> _Document segment_
◆ ◆ ◆

At initialization, the best individual fitness was 1.56; the algorithm reduced this value rapidly during early evolution, reaching the run minimum of 0.5386 at generation 89 and finishing with a best-of-run value of 0.58 at the final generation (i.e., the final best is slightly above the observed run minimum). The population mean fitness fell from 7.62 at initialization to ≈0.87 at termination, indicating consistent improvement across the population as a whole. Most of the aggregate fitness reduction occurred in the early-to-mid phase of the run (roughly generations 10–40), corresponding to broad global exploration; later generations produced smaller, incremental gains consistent with local exploitation and fine-tuning. Calculating relative improvement from the initial best to the run minimum gives (1.56 − 0.5386)/1.56 ≈ 66%. Performance on the simulated test data indicates that the NN–GA framework locates stable, high-quality solutions: the training-set RMSE was 0.73 and the independent test-set RMSE was 0.85, demonstrating reasonable generalisation while leaving scope for further improvements (e.g., cross-validation or local fine-tuning). Overall, the GA-based global search efficiently identified promising regions of the parameter space and produced reproducible network solutions suitable for application to Sentinel-2B imagery.

3.2.2. Accuracy Assessment of LAI Retrieval

To assess the practical performance and transferability of the trained NN–GA mapping, we applied the model to near-synchronous Sentinel-2B scenes and validated the pixelwise retrievals against LI-COR LAI-2200 field measurements. The spatial distributions of predictions and validation samples for Minqin (modelling/testing area) and Zhangye (transfer/validation area) are shown in Figure 9.
Figure 9. Spatial distributions of predicted LAI and ground-sample locations. (a) True-colour composite of the Minqin site; red triangles denote LAI-2200 measurement locations. (b) True-colour composite of the Zhangye site; yellow triangles denote LAI-2200 measurement locations. (c) LAI retrieval map for Minqin. (d) LAI retrieval map for Zhangye.
Pointwise comparison (Figure 10 and Figure 11) returns the following validation statistics: Minqin (101 measured points)—RMSE = 0.44, R2 = 0.73; Zhangye (112 measured points)—RMSE = 0.40, R2 = 0.56. The Minqin results show tighter scatter about the 1:1 line and higher explained variance, whereas the Zhangye results exhibit greater dispersion and unexplained variability despite a comparable RMSE.

◆ ◆ ◆

> _Document layout analysis data_
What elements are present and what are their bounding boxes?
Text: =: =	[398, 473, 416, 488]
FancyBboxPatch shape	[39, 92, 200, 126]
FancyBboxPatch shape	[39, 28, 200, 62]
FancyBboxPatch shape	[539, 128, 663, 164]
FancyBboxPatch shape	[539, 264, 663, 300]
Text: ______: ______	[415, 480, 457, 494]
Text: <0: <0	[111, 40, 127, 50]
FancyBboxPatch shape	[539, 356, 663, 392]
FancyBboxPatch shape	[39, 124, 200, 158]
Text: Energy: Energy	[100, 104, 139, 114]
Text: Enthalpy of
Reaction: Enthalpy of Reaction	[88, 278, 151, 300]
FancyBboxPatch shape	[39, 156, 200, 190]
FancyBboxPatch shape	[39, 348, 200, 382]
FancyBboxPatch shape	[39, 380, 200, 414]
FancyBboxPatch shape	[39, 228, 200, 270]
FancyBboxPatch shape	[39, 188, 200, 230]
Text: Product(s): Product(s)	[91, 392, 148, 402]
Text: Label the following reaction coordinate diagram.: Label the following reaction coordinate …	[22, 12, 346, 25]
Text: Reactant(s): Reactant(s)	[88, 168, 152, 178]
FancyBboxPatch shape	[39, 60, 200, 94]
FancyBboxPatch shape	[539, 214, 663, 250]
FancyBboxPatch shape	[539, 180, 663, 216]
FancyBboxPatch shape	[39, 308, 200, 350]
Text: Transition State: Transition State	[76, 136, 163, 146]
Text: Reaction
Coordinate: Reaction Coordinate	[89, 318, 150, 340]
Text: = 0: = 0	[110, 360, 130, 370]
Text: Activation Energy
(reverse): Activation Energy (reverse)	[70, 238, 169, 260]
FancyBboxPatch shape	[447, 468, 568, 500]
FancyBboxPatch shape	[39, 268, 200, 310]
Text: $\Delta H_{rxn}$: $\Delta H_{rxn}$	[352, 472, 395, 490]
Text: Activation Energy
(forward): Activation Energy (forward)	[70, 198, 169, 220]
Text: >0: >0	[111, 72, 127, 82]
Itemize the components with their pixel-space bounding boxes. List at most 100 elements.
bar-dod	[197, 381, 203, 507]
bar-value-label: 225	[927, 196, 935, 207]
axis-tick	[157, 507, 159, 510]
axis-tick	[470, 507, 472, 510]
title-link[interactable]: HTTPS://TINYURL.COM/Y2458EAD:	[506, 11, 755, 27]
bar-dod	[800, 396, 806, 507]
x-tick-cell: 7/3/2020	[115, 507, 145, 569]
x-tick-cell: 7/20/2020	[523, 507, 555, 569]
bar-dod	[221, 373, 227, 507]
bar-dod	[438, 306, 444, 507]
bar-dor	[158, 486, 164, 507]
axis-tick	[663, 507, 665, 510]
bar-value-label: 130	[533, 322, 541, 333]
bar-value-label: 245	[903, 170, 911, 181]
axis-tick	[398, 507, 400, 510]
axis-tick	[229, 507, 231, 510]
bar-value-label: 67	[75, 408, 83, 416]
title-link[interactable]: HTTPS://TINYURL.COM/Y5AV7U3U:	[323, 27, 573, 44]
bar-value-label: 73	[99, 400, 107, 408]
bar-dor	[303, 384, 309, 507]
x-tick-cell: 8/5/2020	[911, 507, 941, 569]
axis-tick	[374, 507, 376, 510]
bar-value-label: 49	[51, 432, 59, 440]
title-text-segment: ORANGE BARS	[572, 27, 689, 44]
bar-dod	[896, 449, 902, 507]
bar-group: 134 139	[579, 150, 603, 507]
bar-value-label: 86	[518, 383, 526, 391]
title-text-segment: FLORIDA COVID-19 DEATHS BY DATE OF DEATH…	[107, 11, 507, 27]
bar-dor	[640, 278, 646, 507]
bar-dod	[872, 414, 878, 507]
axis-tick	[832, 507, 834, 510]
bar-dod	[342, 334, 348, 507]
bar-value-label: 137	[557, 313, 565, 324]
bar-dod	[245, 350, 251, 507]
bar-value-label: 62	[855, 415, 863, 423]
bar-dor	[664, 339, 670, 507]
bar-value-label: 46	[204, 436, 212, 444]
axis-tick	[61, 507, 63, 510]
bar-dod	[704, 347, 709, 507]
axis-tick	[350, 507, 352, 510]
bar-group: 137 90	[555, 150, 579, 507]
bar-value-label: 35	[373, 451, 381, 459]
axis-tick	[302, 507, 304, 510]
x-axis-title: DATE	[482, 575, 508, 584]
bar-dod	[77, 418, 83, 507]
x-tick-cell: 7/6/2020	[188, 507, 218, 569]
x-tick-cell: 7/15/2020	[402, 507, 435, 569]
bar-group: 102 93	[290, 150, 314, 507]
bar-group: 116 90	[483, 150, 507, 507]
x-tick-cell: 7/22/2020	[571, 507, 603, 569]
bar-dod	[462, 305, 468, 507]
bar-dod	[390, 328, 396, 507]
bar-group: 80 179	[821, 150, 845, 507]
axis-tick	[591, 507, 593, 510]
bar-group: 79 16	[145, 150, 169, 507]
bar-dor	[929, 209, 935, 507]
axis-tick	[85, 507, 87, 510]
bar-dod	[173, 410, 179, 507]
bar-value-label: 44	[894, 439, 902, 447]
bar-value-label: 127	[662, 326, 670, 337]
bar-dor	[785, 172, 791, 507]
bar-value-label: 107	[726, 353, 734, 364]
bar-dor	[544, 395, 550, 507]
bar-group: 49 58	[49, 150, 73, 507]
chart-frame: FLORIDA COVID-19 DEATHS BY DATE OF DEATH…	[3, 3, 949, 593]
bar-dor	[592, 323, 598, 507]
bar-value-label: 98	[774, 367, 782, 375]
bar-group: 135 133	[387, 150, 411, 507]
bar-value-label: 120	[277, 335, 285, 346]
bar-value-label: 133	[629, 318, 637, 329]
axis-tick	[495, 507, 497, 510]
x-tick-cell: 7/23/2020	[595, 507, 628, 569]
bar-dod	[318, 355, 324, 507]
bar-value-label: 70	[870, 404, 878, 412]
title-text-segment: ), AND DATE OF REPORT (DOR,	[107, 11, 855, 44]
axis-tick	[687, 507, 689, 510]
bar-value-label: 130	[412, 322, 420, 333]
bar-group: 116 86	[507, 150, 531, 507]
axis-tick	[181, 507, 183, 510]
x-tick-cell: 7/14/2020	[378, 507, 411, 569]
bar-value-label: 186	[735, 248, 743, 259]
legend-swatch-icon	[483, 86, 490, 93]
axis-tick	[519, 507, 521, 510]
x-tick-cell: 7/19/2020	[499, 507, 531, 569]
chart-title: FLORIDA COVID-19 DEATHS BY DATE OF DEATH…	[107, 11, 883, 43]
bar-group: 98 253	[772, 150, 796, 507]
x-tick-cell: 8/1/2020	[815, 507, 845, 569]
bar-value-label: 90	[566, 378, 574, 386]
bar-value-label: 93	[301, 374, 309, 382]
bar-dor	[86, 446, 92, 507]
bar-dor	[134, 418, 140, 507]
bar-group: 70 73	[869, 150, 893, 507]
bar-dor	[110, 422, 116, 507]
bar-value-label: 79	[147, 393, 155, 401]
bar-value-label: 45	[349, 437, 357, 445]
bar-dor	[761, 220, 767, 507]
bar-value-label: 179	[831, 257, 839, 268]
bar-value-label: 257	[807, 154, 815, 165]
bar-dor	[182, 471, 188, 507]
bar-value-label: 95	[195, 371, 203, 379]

◆ ◆ ◆

Answer these questions from the text on LAI retrieval:
(a) What was the population mean fitness at initialization?
(b) At which generation did the algorithm reach the run minimum of 0.5386?
(c) How many measured points were used for validation at Zhangye?

> _Task output_
(a) 7.62
(b) Generation 89
(c) 112